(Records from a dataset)
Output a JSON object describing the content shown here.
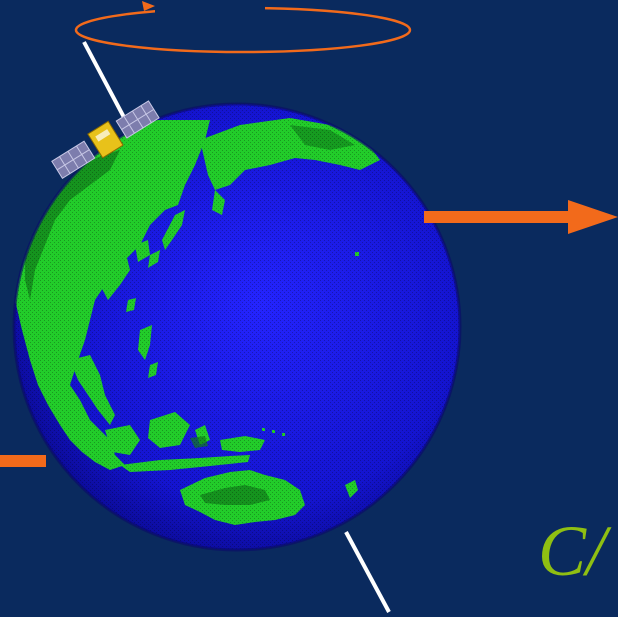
{
  "background_color": "#0a2a5e",
  "colors": {
    "ocean": "#1a1ae6",
    "ocean_dark": "#0a0a8f",
    "land": "#22cc2a",
    "land_dark": "#0f7a1a",
    "arrow_orange": "#f26a1b",
    "axis_white": "#ffffff",
    "satellite_panel": "#8a8ab5",
    "satellite_body": "#e8c21a",
    "label_color": "#8fbf12"
  },
  "label": "C/",
  "icons": [
    "earth-globe",
    "satellite-icon",
    "rotation-ellipse",
    "orange-arrow",
    "spin-axis"
  ]
}
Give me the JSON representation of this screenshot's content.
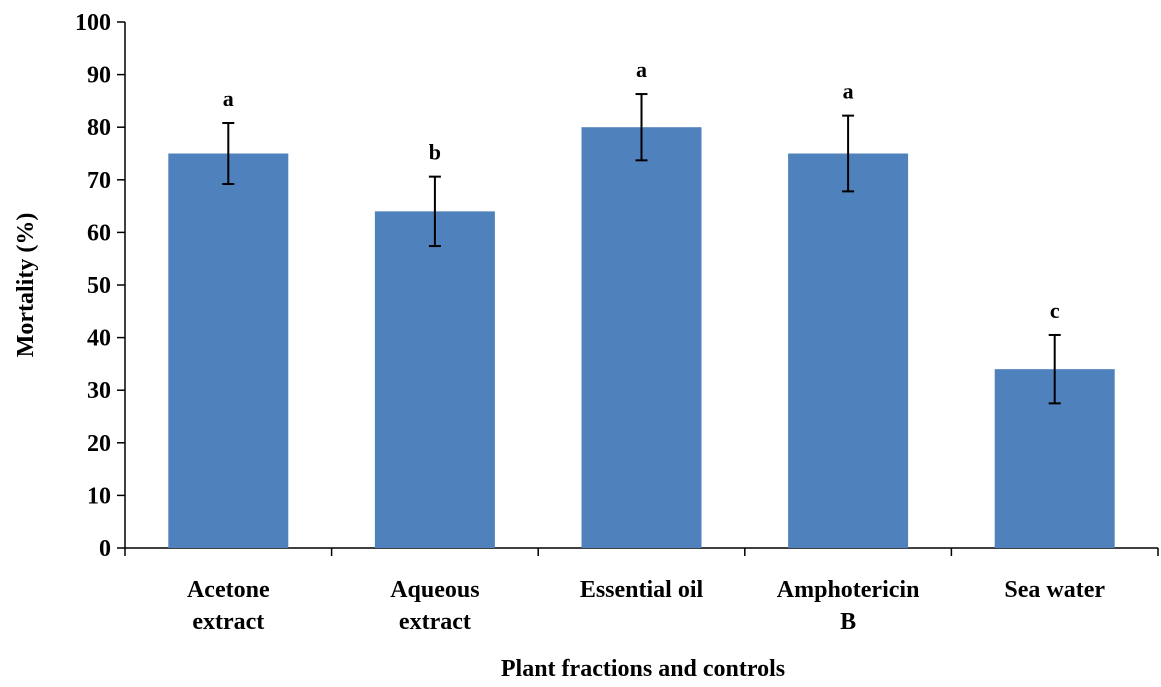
{
  "chart_data": {
    "type": "bar",
    "title": "",
    "xlabel": "Plant fractions  and controls",
    "ylabel": "Mortality  (%)",
    "ylim": [
      0,
      100
    ],
    "yticks": [
      0,
      10,
      20,
      30,
      40,
      50,
      60,
      70,
      80,
      90,
      100
    ],
    "grid": false,
    "legend": "none",
    "categories": [
      [
        "Acetone",
        "extract"
      ],
      [
        "Aqueous",
        "extract"
      ],
      [
        "Essential oil"
      ],
      [
        "Amphotericin",
        "B"
      ],
      [
        "Sea water"
      ]
    ],
    "values": [
      75,
      64,
      80,
      75,
      34
    ],
    "error": [
      5.8,
      6.6,
      6.3,
      7.2,
      6.5
    ],
    "significance": [
      "a",
      "b",
      "a",
      "a",
      "c"
    ],
    "bar_color": "#4f81bd"
  }
}
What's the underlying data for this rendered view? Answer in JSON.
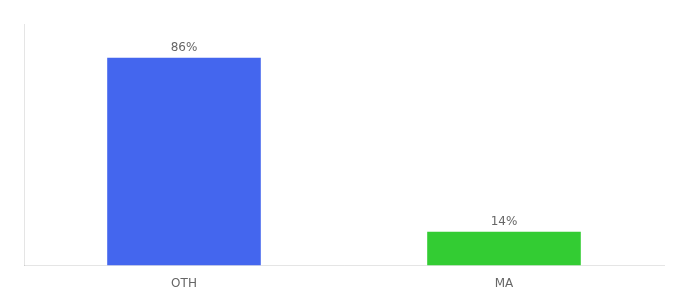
{
  "chart_data": {
    "type": "bar",
    "categories": [
      "OTH",
      "MA"
    ],
    "values": [
      86,
      14
    ],
    "value_labels": [
      "86%",
      "14%"
    ],
    "colors": [
      "#4466ee",
      "#33cc33"
    ],
    "ylim": [
      0,
      100
    ],
    "data_labels": true,
    "tick_labels": "x",
    "grid": false
  }
}
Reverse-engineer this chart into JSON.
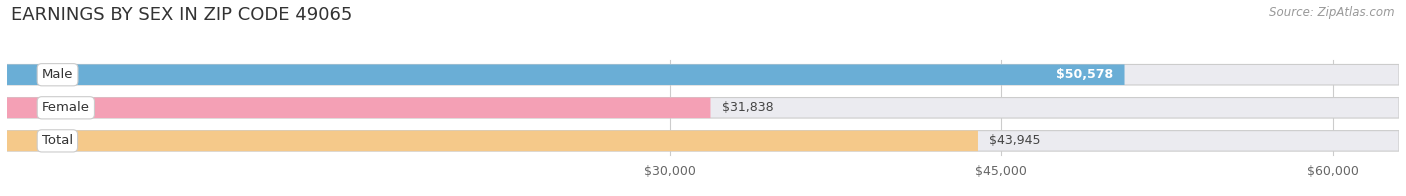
{
  "title": "EARNINGS BY SEX IN ZIP CODE 49065",
  "source": "Source: ZipAtlas.com",
  "categories": [
    "Male",
    "Female",
    "Total"
  ],
  "values": [
    50578,
    31838,
    43945
  ],
  "bar_colors": [
    "#6aaed6",
    "#f4a0b5",
    "#f5c98a"
  ],
  "label_colors": [
    "white",
    "#555555",
    "#555555"
  ],
  "label_inside": [
    true,
    false,
    false
  ],
  "bar_bg_color": "#e0e0e8",
  "x_min": 0,
  "x_max": 63000,
  "x_ticks": [
    30000,
    45000,
    60000
  ],
  "x_tick_labels": [
    "$30,000",
    "$45,000",
    "$60,000"
  ],
  "value_labels": [
    "$50,578",
    "$31,838",
    "$43,945"
  ],
  "title_fontsize": 13,
  "source_fontsize": 8.5,
  "bar_label_fontsize": 9,
  "tick_fontsize": 9,
  "category_fontsize": 9.5,
  "background_color": "#ffffff",
  "bar_height": 0.62,
  "bar_bg_color2": "#ebebf0"
}
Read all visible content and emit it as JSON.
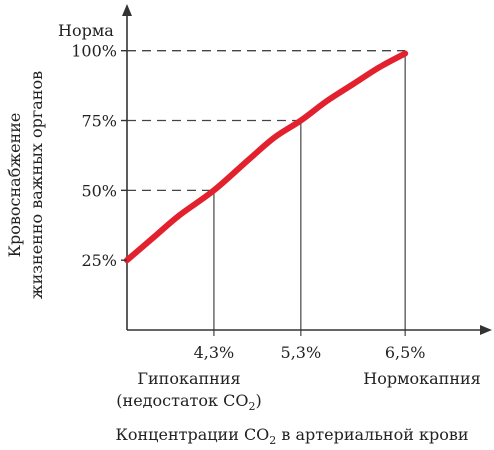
{
  "chart_data": {
    "type": "line",
    "ylabel_top": "Норма",
    "ylabel_line1": "Кровоснабжение",
    "ylabel_line2": "жизненно важных органов",
    "xlabel_prefix": "Концентрации CO",
    "xlabel_sub": "2",
    "xlabel_suffix": " в артериальной крови",
    "y_ticks": [
      {
        "value": 25,
        "label": "25%"
      },
      {
        "value": 50,
        "label": "50%"
      },
      {
        "value": 75,
        "label": "75%"
      },
      {
        "value": 100,
        "label": "100%"
      }
    ],
    "x_ticks": [
      {
        "value": 4.3,
        "label": "4,3%"
      },
      {
        "value": 5.3,
        "label": "5,3%"
      },
      {
        "value": 6.5,
        "label": "6,5%"
      }
    ],
    "xlim": [
      3.3,
      7.2
    ],
    "ylim": [
      0,
      116
    ],
    "series": [
      {
        "color": "#e3202e",
        "x": [
          3.3,
          3.6,
          3.9,
          4.3,
          4.7,
          5.0,
          5.3,
          5.6,
          5.9,
          6.2,
          6.5
        ],
        "y": [
          25,
          33,
          41,
          50,
          61,
          69,
          75,
          82,
          88,
          94,
          99
        ]
      }
    ],
    "guides": [
      {
        "x": 4.3,
        "y": 50
      },
      {
        "x": 5.3,
        "y": 75
      },
      {
        "x": 6.5,
        "y": 100
      }
    ],
    "annotations": {
      "hypocapnia": "Гипокапния",
      "hypocapnia_sub_prefix": "(недостаток CO",
      "hypocapnia_sub_sub": "2",
      "hypocapnia_sub_suffix": ")",
      "normocapnia": "Нормокапния"
    }
  }
}
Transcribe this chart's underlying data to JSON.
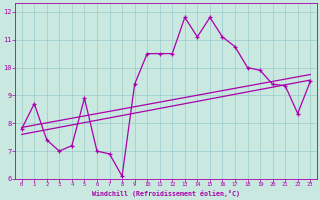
{
  "xlabel": "Windchill (Refroidissement éolien,°C)",
  "xlim": [
    -0.5,
    23.5
  ],
  "ylim": [
    6,
    12.3
  ],
  "xticks": [
    0,
    1,
    2,
    3,
    4,
    5,
    6,
    7,
    8,
    9,
    10,
    11,
    12,
    13,
    14,
    15,
    16,
    17,
    18,
    19,
    20,
    21,
    22,
    23
  ],
  "yticks": [
    6,
    7,
    8,
    9,
    10,
    11,
    12
  ],
  "bg_color": "#c8e8e0",
  "line_color": "#aa00aa",
  "grid_color": "#99cccc",
  "series1_x": [
    0,
    1,
    2,
    3,
    4,
    5,
    6,
    7,
    8,
    9,
    10,
    11,
    12,
    13,
    14,
    15,
    16,
    17,
    18,
    19,
    20,
    21,
    22,
    23
  ],
  "series1_y": [
    7.8,
    8.7,
    7.4,
    7.0,
    7.2,
    8.9,
    7.0,
    6.9,
    6.1,
    9.4,
    10.5,
    10.5,
    10.5,
    11.8,
    11.1,
    11.8,
    11.1,
    10.75,
    10.0,
    9.9,
    9.4,
    9.35,
    8.35,
    9.5
  ],
  "series2_x": [
    0,
    23
  ],
  "series2_y": [
    7.6,
    9.55
  ],
  "series3_x": [
    0,
    23
  ],
  "series3_y": [
    7.85,
    9.75
  ]
}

Task prompt =>
Reproduce all of the material exactly, apart from the pictures.

Solution to this task =>
Output a JSON object describing the content shown here.
{
  "background_color": "#0a2a5e",
  "colors": {
    "ocean": "#1a1ae6",
    "ocean_dark": "#0a0a8f",
    "land": "#22cc2a",
    "land_dark": "#0f7a1a",
    "arrow_orange": "#f26a1b",
    "axis_white": "#ffffff",
    "satellite_panel": "#8a8ab5",
    "satellite_body": "#e8c21a",
    "label_color": "#8fbf12"
  },
  "label": "C/",
  "icons": [
    "earth-globe",
    "satellite-icon",
    "rotation-ellipse",
    "orange-arrow",
    "spin-axis"
  ]
}
Give me the JSON representation of this screenshot's content.
{
  "chart_data": {
    "type": "bar",
    "title": "",
    "xlabel": "Plant fractions  and controls",
    "ylabel": "Mortality  (%)",
    "ylim": [
      0,
      100
    ],
    "yticks": [
      0,
      10,
      20,
      30,
      40,
      50,
      60,
      70,
      80,
      90,
      100
    ],
    "grid": false,
    "legend": "none",
    "categories": [
      [
        "Acetone",
        "extract"
      ],
      [
        "Aqueous",
        "extract"
      ],
      [
        "Essential oil"
      ],
      [
        "Amphotericin",
        "B"
      ],
      [
        "Sea water"
      ]
    ],
    "values": [
      75,
      64,
      80,
      75,
      34
    ],
    "error": [
      5.8,
      6.6,
      6.3,
      7.2,
      6.5
    ],
    "significance": [
      "a",
      "b",
      "a",
      "a",
      "c"
    ],
    "bar_color": "#4f81bd"
  }
}
What's the underlying data for this rendered view? Answer in JSON.
{
  "chart_data": {
    "type": "bar",
    "categories": [
      "OTH",
      "MA"
    ],
    "values": [
      86,
      14
    ],
    "value_labels": [
      "86%",
      "14%"
    ],
    "colors": [
      "#4466ee",
      "#33cc33"
    ],
    "ylim": [
      0,
      100
    ],
    "data_labels": true,
    "tick_labels": "x",
    "grid": false
  }
}
Reverse-engineer this chart into JSON.
{
  "title": "EARNINGS BY SEX IN ZIP CODE 49065",
  "source": "Source: ZipAtlas.com",
  "categories": [
    "Male",
    "Female",
    "Total"
  ],
  "values": [
    50578,
    31838,
    43945
  ],
  "bar_colors": [
    "#6aaed6",
    "#f4a0b5",
    "#f5c98a"
  ],
  "label_colors": [
    "white",
    "#555555",
    "#555555"
  ],
  "label_inside": [
    true,
    false,
    false
  ],
  "bar_bg_color": "#e0e0e8",
  "x_min": 0,
  "x_max": 63000,
  "x_ticks": [
    30000,
    45000,
    60000
  ],
  "x_tick_labels": [
    "$30,000",
    "$45,000",
    "$60,000"
  ],
  "value_labels": [
    "$50,578",
    "$31,838",
    "$43,945"
  ],
  "title_fontsize": 13,
  "source_fontsize": 8.5,
  "bar_label_fontsize": 9,
  "tick_fontsize": 9,
  "category_fontsize": 9.5,
  "background_color": "#ffffff",
  "bar_height": 0.62,
  "bar_bg_color2": "#ebebf0"
}
Read all visible content and emit it as JSON.
{
  "chart_data": {
    "type": "line",
    "ylabel_top": "Норма",
    "ylabel_line1": "Кровоснабжение",
    "ylabel_line2": "жизненно важных органов",
    "xlabel_prefix": "Концентрации CO",
    "xlabel_sub": "2",
    "xlabel_suffix": " в артериальной крови",
    "y_ticks": [
      {
        "value": 25,
        "label": "25%"
      },
      {
        "value": 50,
        "label": "50%"
      },
      {
        "value": 75,
        "label": "75%"
      },
      {
        "value": 100,
        "label": "100%"
      }
    ],
    "x_ticks": [
      {
        "value": 4.3,
        "label": "4,3%"
      },
      {
        "value": 5.3,
        "label": "5,3%"
      },
      {
        "value": 6.5,
        "label": "6,5%"
      }
    ],
    "xlim": [
      3.3,
      7.2
    ],
    "ylim": [
      0,
      116
    ],
    "series": [
      {
        "color": "#e3202e",
        "x": [
          3.3,
          3.6,
          3.9,
          4.3,
          4.7,
          5.0,
          5.3,
          5.6,
          5.9,
          6.2,
          6.5
        ],
        "y": [
          25,
          33,
          41,
          50,
          61,
          69,
          75,
          82,
          88,
          94,
          99
        ]
      }
    ],
    "guides": [
      {
        "x": 4.3,
        "y": 50
      },
      {
        "x": 5.3,
        "y": 75
      },
      {
        "x": 6.5,
        "y": 100
      }
    ],
    "annotations": {
      "hypocapnia": "Гипокапния",
      "hypocapnia_sub_prefix": "(недостаток CO",
      "hypocapnia_sub_sub": "2",
      "hypocapnia_sub_suffix": ")",
      "normocapnia": "Нормокапния"
    }
  }
}
Transcribe this chart's underlying data to JSON.
{
  "xlabel": "Windchill (Refroidissement éolien,°C)",
  "xlim": [
    -0.5,
    23.5
  ],
  "ylim": [
    6,
    12.3
  ],
  "xticks": [
    0,
    1,
    2,
    3,
    4,
    5,
    6,
    7,
    8,
    9,
    10,
    11,
    12,
    13,
    14,
    15,
    16,
    17,
    18,
    19,
    20,
    21,
    22,
    23
  ],
  "yticks": [
    6,
    7,
    8,
    9,
    10,
    11,
    12
  ],
  "bg_color": "#c8e8e0",
  "line_color": "#aa00aa",
  "grid_color": "#99cccc",
  "series1_x": [
    0,
    1,
    2,
    3,
    4,
    5,
    6,
    7,
    8,
    9,
    10,
    11,
    12,
    13,
    14,
    15,
    16,
    17,
    18,
    19,
    20,
    21,
    22,
    23
  ],
  "series1_y": [
    7.8,
    8.7,
    7.4,
    7.0,
    7.2,
    8.9,
    7.0,
    6.9,
    6.1,
    9.4,
    10.5,
    10.5,
    10.5,
    11.8,
    11.1,
    11.8,
    11.1,
    10.75,
    10.0,
    9.9,
    9.4,
    9.35,
    8.35,
    9.5
  ],
  "series2_x": [
    0,
    23
  ],
  "series2_y": [
    7.6,
    9.55
  ],
  "series3_x": [
    0,
    23
  ],
  "series3_y": [
    7.85,
    9.75
  ]
}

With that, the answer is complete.